◆ Problem to solve ◆
Which lines in the records below contain the word "Give"? Copy each one out.
─── Records shown
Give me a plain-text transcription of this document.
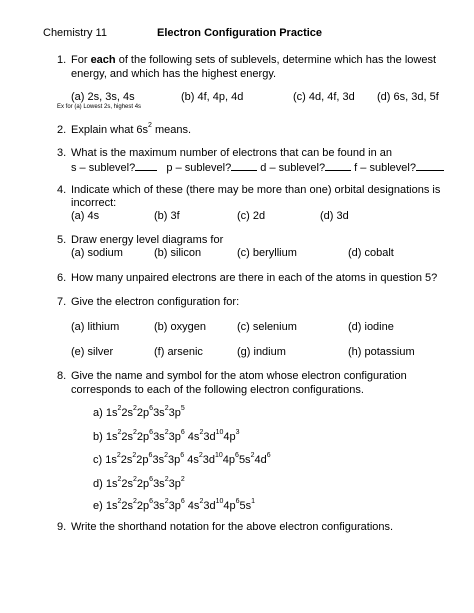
Chemistry 11	Electron Configuration Practice
1. For each of the following sets of sublevels, determine which has the lowest
energy, and which has the highest energy.
(a) 2s, 3s, 4s	(b) 4f, 4p, 4d	(c) 4d, 4f, 3d (d) 6s, 3d, 5f
Ex for (a) Lowest 2s, highest 4s
2. Explain what $6s^2$ means.
3. What is the maximum number of electrons that can be found in an
s – sublevel?	p – sublevel?	d – sublevel?	f – sublevel?
4. Indicate which of these (there may be more than one) orbital designations is
incorrect:
(a) 4s	(b) 3f	(c) 2d	(d) 3d
5. Draw energy level diagrams for
(a) sodium	(b) silicon	(c) beryllium	(d) cobalt
6. How many unpaired electrons are there in each of the atoms in question 5?
7. Give the electron configuration for:
(a) lithium	(b) oxygen	(c) selenium	(d) iodine
(e) silver	(f) arsenic	(g) indium	(h) potassium
8. Give the name and symbol for the atom whose electron configuration
corresponds to each of the following electron configurations.
a) $1s^22s^22p^63s^23p^5$
b) $1s^22s^22p^63s^23p^6$ $4s^23d^{10}4p^3$
c) $1s^22s^22p^63s^23p^6$ $4s^23d^{10}4p^65s^24d^6$
d) $1s^22s^22p^63s^23p^2$
e) $1s^22s^22p^63s^23p^6$ $4s^23d^{10}4p^65s^1$
9. Write the shorthand notation for the above electron configurations.
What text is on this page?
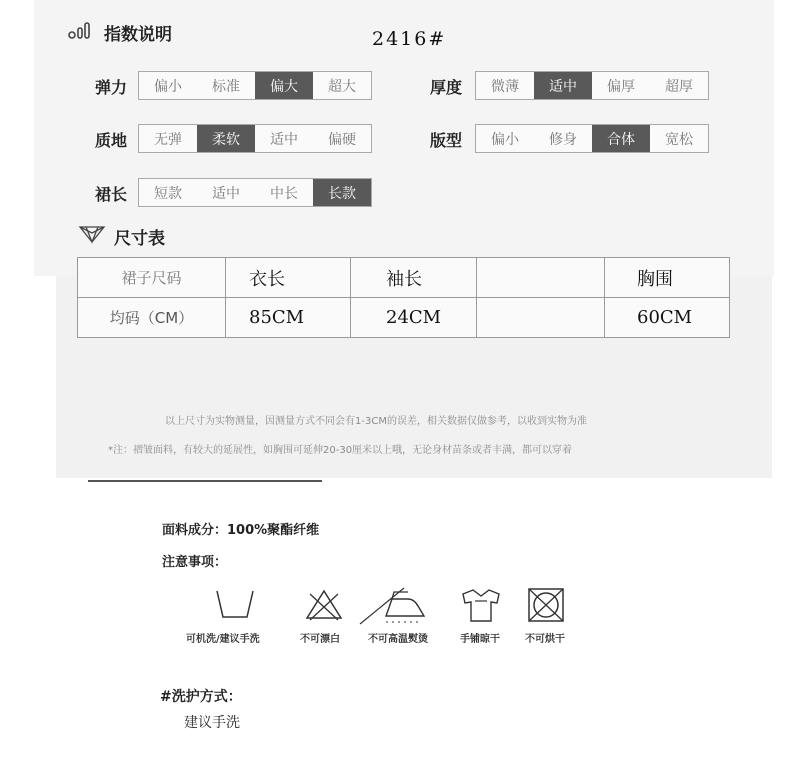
指数说明	2416#
弹力	偏小	标准	偏大	超大	厚度	微薄	适中	偏厚	超厚
质地	无弹	柔软	适中	偏硬	版型	偏小	修身	合体	宽松
裙长	短款	适中	中长	长款
尺寸表
裙子尺码	衣长	袖长		胸围
均码（CM）	85CM	24CM		60CM
以上尺寸为实物测量，因测量方式不同会有1-3CM的误差，相关数据仅做参考，以收到实物为准
*注：褶皱面料，有较大的延展性，如胸围可延伸20-30厘米以上哦，无论身材苗条或者丰满，都可以穿着
面料成分：100%聚酯纤维
注意事项：
可机洗/建议手洗	不可漂白	不可高温熨烫	手铺晾干	不可烘干
#洗护方式：
建议手洗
──────
◆ Task result ◆
Give me a plain-text transcription of this document.
7. Give the electron configuration for:
8. Give the name and symbol for the atom whose electron configuration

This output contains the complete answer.